=== WRITTEN TASK ===
Go through the entries below and pick out every line with "thức".

Records excerpted from a collection
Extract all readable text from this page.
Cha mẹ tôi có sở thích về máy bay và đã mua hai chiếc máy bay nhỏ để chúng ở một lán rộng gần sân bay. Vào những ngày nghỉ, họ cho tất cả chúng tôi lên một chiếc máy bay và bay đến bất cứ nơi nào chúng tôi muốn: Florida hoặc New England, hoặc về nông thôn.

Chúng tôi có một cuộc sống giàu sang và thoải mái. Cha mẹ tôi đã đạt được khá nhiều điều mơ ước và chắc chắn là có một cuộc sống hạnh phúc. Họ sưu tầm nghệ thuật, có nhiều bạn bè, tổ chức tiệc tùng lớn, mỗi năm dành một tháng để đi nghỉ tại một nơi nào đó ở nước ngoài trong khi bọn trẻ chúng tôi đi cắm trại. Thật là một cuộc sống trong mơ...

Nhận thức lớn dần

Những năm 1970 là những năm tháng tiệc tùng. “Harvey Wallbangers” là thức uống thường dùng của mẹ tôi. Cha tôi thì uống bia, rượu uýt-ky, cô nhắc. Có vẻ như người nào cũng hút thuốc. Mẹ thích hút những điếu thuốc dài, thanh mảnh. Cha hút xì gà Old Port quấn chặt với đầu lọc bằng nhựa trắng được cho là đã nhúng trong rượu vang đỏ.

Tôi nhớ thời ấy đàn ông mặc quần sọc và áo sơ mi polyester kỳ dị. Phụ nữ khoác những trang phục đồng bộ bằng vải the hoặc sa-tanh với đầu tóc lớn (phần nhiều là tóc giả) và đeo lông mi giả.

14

=== EXPECTED ANSWER ===
Nhận thức lớn dần
Những năm 1970 là những năm tháng tiệc tùng. “Harvey Wallbangers” là thức uống thường dùng của mẹ tôi. Cha tôi thì uống bia, rượu uýt-ky, cô nhắc. Có vẻ như người nào cũng hút thuốc. Mẹ thích hút những điếu thuốc dài, thanh mảnh. Cha hút xì gà Old Port quấn chặt với đầu lọc bằng nhựa trắng được cho là đã nhúng trong rượu vang đỏ.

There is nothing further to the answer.